Region and label listings:
———
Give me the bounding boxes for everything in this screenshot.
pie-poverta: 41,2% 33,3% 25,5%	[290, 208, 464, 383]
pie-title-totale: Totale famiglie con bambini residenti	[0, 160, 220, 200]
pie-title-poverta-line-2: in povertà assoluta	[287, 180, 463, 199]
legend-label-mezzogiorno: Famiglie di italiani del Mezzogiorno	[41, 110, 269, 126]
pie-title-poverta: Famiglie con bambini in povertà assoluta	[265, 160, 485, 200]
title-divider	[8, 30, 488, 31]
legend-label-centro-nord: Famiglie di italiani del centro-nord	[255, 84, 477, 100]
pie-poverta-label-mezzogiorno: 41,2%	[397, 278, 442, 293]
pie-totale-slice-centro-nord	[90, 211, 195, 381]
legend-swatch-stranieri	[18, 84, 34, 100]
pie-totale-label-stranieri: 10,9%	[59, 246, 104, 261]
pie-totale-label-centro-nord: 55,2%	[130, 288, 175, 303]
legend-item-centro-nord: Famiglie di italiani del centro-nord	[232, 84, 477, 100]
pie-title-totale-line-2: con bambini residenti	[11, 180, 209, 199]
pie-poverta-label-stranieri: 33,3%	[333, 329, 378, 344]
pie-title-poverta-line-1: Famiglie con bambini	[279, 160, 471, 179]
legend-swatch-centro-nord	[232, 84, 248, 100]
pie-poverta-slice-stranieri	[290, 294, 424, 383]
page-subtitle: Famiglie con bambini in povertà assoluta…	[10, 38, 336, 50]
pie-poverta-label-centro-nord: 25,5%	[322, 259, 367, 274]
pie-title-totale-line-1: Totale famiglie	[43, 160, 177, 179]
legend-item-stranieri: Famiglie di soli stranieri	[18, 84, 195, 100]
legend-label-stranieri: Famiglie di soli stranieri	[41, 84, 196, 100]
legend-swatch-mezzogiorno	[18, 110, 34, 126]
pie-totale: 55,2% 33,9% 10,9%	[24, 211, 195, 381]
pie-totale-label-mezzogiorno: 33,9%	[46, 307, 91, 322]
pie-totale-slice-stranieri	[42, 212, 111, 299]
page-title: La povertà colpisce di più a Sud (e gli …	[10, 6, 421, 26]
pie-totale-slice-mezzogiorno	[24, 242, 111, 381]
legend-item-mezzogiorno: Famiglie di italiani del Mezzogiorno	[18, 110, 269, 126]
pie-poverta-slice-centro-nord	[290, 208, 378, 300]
———
• Given problem:
Can you copy every line of the records above, word for word and in the same order?

• Solution to the problem:
Give me the bounding boxes for everything in this screenshot.
pie-poverta: 41,2% 33,3% 25,5%	[290, 208, 464, 383]
pie-title-totale: Totale famiglie con bambini residenti	[0, 160, 220, 200]
pie-title-poverta-line-2: in povertà assoluta	[287, 180, 463, 199]
legend-label-mezzogiorno: Famiglie di italiani del Mezzogiorno	[41, 110, 269, 126]
pie-title-poverta: Famiglie con bambini in povertà assoluta	[265, 160, 485, 200]
title-divider	[8, 30, 488, 31]
legend-label-centro-nord: Famiglie di italiani del centro-nord	[255, 84, 477, 100]
pie-poverta-label-mezzogiorno: 41,2%	[397, 278, 442, 293]
pie-totale-slice-centro-nord	[90, 211, 195, 381]
legend-swatch-stranieri	[18, 84, 34, 100]
pie-totale-label-stranieri: 10,9%	[59, 246, 104, 261]
pie-totale-label-centro-nord: 55,2%	[130, 288, 175, 303]
legend-item-centro-nord: Famiglie di italiani del centro-nord	[232, 84, 477, 100]
pie-title-totale-line-2: con bambini residenti	[11, 180, 209, 199]
pie-poverta-label-stranieri: 33,3%	[333, 329, 378, 344]
pie-title-poverta-line-1: Famiglie con bambini	[279, 160, 471, 179]
legend-swatch-centro-nord	[232, 84, 248, 100]
pie-poverta-slice-stranieri	[290, 294, 424, 383]
page-subtitle: Famiglie con bambini in povertà assoluta…	[10, 38, 336, 50]
pie-poverta-label-centro-nord: 25,5%	[322, 259, 367, 274]
pie-title-totale-line-1: Totale famiglie	[43, 160, 177, 179]
legend-item-stranieri: Famiglie di soli stranieri	[18, 84, 195, 100]
legend-label-stranieri: Famiglie di soli stranieri	[41, 84, 196, 100]
legend-swatch-mezzogiorno	[18, 110, 34, 126]
pie-totale: 55,2% 33,9% 10,9%	[24, 211, 195, 381]
pie-totale-label-mezzogiorno: 33,9%	[46, 307, 91, 322]
pie-totale-slice-stranieri	[42, 212, 111, 299]
page-title: La povertà colpisce di più a Sud (e gli …	[10, 6, 421, 26]
pie-totale-slice-mezzogiorno	[24, 242, 111, 381]
legend-item-mezzogiorno: Famiglie di italiani del Mezzogiorno	[18, 110, 269, 126]
pie-poverta-slice-centro-nord	[290, 208, 378, 300]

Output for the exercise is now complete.